_EXCERPTED RECORDS:_
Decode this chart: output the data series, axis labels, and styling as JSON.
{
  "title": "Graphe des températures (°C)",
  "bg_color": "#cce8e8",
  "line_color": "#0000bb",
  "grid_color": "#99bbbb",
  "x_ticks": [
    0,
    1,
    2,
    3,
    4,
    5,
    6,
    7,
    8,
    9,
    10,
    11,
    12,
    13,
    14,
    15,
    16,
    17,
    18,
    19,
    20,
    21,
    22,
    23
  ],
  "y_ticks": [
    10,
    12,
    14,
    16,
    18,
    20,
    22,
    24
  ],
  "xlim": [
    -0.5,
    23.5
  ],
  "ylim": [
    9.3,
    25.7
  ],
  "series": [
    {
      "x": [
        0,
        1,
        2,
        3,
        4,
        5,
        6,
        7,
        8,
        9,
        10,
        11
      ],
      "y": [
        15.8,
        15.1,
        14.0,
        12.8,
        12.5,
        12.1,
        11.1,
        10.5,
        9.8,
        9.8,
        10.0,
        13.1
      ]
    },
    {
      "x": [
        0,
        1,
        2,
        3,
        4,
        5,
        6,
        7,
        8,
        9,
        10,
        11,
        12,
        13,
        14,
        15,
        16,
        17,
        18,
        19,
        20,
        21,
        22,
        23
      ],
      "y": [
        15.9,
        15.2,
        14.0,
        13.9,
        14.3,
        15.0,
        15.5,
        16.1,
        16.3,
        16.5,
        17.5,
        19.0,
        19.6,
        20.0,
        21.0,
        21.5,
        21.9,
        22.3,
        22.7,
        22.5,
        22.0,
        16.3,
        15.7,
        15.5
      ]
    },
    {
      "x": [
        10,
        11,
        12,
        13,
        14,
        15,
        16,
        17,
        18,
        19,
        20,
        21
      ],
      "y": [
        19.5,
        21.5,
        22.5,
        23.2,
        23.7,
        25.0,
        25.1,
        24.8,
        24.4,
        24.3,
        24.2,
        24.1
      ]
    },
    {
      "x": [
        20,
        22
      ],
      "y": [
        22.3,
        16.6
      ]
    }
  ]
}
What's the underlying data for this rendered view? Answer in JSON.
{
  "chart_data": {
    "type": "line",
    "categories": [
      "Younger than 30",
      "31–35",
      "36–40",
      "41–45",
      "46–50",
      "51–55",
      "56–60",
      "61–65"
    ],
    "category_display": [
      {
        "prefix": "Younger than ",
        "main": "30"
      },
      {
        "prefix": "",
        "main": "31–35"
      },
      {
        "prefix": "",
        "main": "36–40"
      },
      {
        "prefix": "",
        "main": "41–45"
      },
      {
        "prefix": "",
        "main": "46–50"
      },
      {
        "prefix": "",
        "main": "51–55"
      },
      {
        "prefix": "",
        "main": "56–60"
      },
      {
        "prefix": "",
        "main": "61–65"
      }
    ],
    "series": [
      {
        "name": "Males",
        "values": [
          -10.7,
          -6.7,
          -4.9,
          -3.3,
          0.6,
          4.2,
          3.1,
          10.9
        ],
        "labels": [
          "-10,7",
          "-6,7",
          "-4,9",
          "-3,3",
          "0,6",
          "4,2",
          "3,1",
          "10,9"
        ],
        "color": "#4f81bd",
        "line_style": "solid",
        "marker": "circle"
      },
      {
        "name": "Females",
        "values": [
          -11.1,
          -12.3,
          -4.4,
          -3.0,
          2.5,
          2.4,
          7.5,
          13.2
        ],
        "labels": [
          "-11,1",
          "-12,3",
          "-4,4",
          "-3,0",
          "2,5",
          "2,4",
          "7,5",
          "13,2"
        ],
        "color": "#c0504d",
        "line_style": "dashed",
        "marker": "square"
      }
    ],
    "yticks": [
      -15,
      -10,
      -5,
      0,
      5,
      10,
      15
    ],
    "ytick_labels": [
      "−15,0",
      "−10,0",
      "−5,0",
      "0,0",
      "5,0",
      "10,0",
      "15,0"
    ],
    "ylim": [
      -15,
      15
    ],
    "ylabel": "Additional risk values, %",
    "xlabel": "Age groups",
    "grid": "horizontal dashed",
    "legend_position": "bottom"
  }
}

_REQUIREMENTS:_
Please reproduce the entire listing, exactly as shown.

_COMPLETE RESPONSE:_
Decode this chart: output the data series, axis labels, and styling as JSON.
{
  "title": "Graphe des températures (°C)",
  "bg_color": "#cce8e8",
  "line_color": "#0000bb",
  "grid_color": "#99bbbb",
  "x_ticks": [
    0,
    1,
    2,
    3,
    4,
    5,
    6,
    7,
    8,
    9,
    10,
    11,
    12,
    13,
    14,
    15,
    16,
    17,
    18,
    19,
    20,
    21,
    22,
    23
  ],
  "y_ticks": [
    10,
    12,
    14,
    16,
    18,
    20,
    22,
    24
  ],
  "xlim": [
    -0.5,
    23.5
  ],
  "ylim": [
    9.3,
    25.7
  ],
  "series": [
    {
      "x": [
        0,
        1,
        2,
        3,
        4,
        5,
        6,
        7,
        8,
        9,
        10,
        11
      ],
      "y": [
        15.8,
        15.1,
        14.0,
        12.8,
        12.5,
        12.1,
        11.1,
        10.5,
        9.8,
        9.8,
        10.0,
        13.1
      ]
    },
    {
      "x": [
        0,
        1,
        2,
        3,
        4,
        5,
        6,
        7,
        8,
        9,
        10,
        11,
        12,
        13,
        14,
        15,
        16,
        17,
        18,
        19,
        20,
        21,
        22,
        23
      ],
      "y": [
        15.9,
        15.2,
        14.0,
        13.9,
        14.3,
        15.0,
        15.5,
        16.1,
        16.3,
        16.5,
        17.5,
        19.0,
        19.6,
        20.0,
        21.0,
        21.5,
        21.9,
        22.3,
        22.7,
        22.5,
        22.0,
        16.3,
        15.7,
        15.5
      ]
    },
    {
      "x": [
        10,
        11,
        12,
        13,
        14,
        15,
        16,
        17,
        18,
        19,
        20,
        21
      ],
      "y": [
        19.5,
        21.5,
        22.5,
        23.2,
        23.7,
        25.0,
        25.1,
        24.8,
        24.4,
        24.3,
        24.2,
        24.1
      ]
    },
    {
      "x": [
        20,
        22
      ],
      "y": [
        22.3,
        16.6
      ]
    }
  ]
}
What's the underlying data for this rendered view? Answer in JSON.
{
  "chart_data": {
    "type": "line",
    "categories": [
      "Younger than 30",
      "31–35",
      "36–40",
      "41–45",
      "46–50",
      "51–55",
      "56–60",
      "61–65"
    ],
    "category_display": [
      {
        "prefix": "Younger than ",
        "main": "30"
      },
      {
        "prefix": "",
        "main": "31–35"
      },
      {
        "prefix": "",
        "main": "36–40"
      },
      {
        "prefix": "",
        "main": "41–45"
      },
      {
        "prefix": "",
        "main": "46–50"
      },
      {
        "prefix": "",
        "main": "51–55"
      },
      {
        "prefix": "",
        "main": "56–60"
      },
      {
        "prefix": "",
        "main": "61–65"
      }
    ],
    "series": [
      {
        "name": "Males",
        "values": [
          -10.7,
          -6.7,
          -4.9,
          -3.3,
          0.6,
          4.2,
          3.1,
          10.9
        ],
        "labels": [
          "-10,7",
          "-6,7",
          "-4,9",
          "-3,3",
          "0,6",
          "4,2",
          "3,1",
          "10,9"
        ],
        "color": "#4f81bd",
        "line_style": "solid",
        "marker": "circle"
      },
      {
        "name": "Females",
        "values": [
          -11.1,
          -12.3,
          -4.4,
          -3.0,
          2.5,
          2.4,
          7.5,
          13.2
        ],
        "labels": [
          "-11,1",
          "-12,3",
          "-4,4",
          "-3,0",
          "2,5",
          "2,4",
          "7,5",
          "13,2"
        ],
        "color": "#c0504d",
        "line_style": "dashed",
        "marker": "square"
      }
    ],
    "yticks": [
      -15,
      -10,
      -5,
      0,
      5,
      10,
      15
    ],
    "ytick_labels": [
      "−15,0",
      "−10,0",
      "−5,0",
      "0,0",
      "5,0",
      "10,0",
      "15,0"
    ],
    "ylim": [
      -15,
      15
    ],
    "ylabel": "Additional risk values, %",
    "xlabel": "Age groups",
    "grid": "horizontal dashed",
    "legend_position": "bottom"
  }
}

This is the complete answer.